» **Exercise**
The listing below should be printed exactly, every line of it. Skip the pictures.

'''

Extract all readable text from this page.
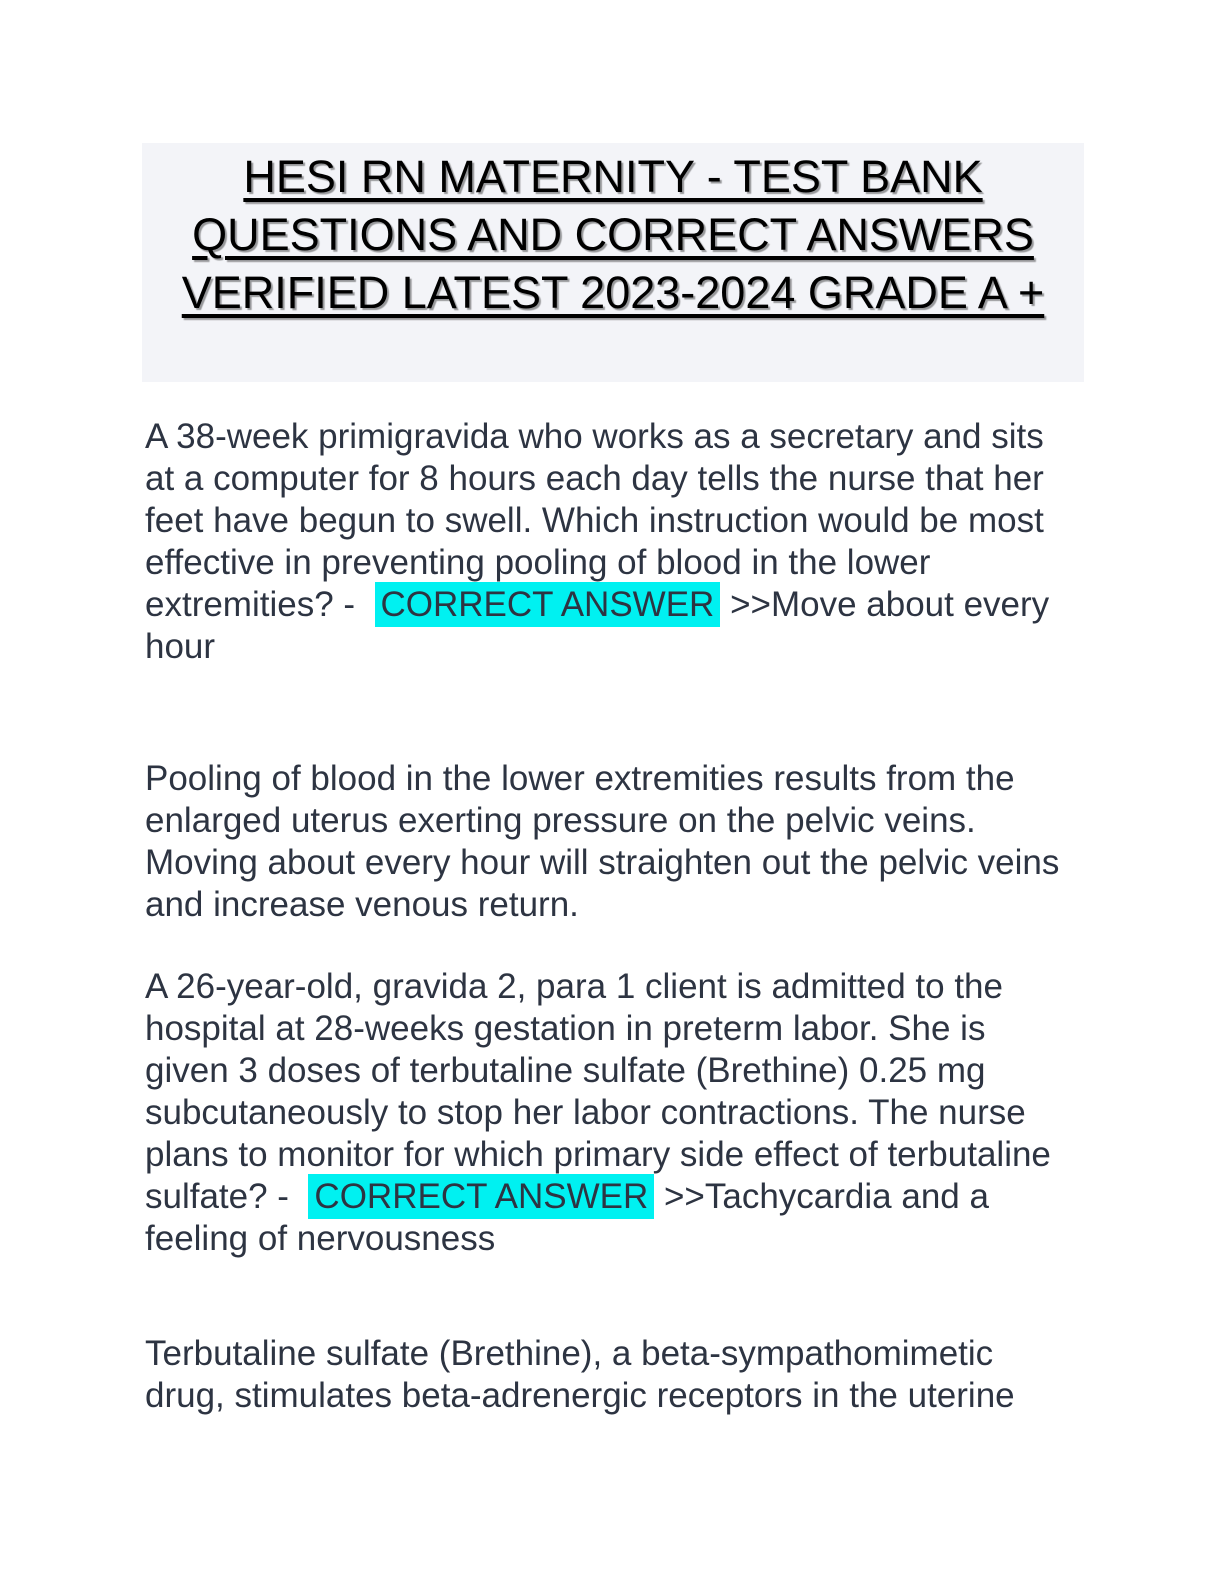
HESI RN MATERNITY - TEST BANK
QUESTIONS AND CORRECT ANSWERS
VERIFIED LATEST 2023-2024 GRADE A +

A 38-week primigravida who works as a secretary and sits at a computer for 8 hours each day tells the nurse that her feet have begun to swell. Which instruction would be most effective in preventing pooling of blood in the lower extremities? -  CORRECT ANSWER >>Move about every hour

Pooling of blood in the lower extremities results from the enlarged uterus exerting pressure on the pelvic veins. Moving about every hour will straighten out the pelvic veins and increase venous return.

A 26-year-old, gravida 2, para 1 client is admitted to the hospital at 28-weeks gestation in preterm labor. She is given 3 doses of terbutaline sulfate (Brethine) 0.25 mg subcutaneously to stop her labor contractions. The nurse plans to monitor for which primary side effect of terbutaline sulfate? -  CORRECT ANSWER >>Tachycardia and a feeling of nervousness

Terbutaline sulfate (Brethine), a beta-sympathomimetic drug, stimulates beta-adrenergic receptors in the uterine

'''

» **Result for this exercise**
Extract all readable text from this page.
HESI RN MATERNITY - TEST BANK
QUESTIONS AND CORRECT ANSWERS
VERIFIED LATEST 2023-2024 GRADE A +

A 38-week primigravida who works as a secretary and sits at a computer for 8 hours each day tells the nurse that her feet have begun to swell. Which instruction would be most effective in preventing pooling of blood in the lower extremities? -  CORRECT ANSWER >>Move about every hour

Pooling of blood in the lower extremities results from the enlarged uterus exerting pressure on the pelvic veins. Moving about every hour will straighten out the pelvic veins and increase venous return.

A 26-year-old, gravida 2, para 1 client is admitted to the hospital at 28-weeks gestation in preterm labor. She is given 3 doses of terbutaline sulfate (Brethine) 0.25 mg subcutaneously to stop her labor contractions. The nurse plans to monitor for which primary side effect of terbutaline sulfate? -  CORRECT ANSWER >>Tachycardia and a feeling of nervousness

Terbutaline sulfate (Brethine), a beta-sympathomimetic drug, stimulates beta-adrenergic receptors in the uterine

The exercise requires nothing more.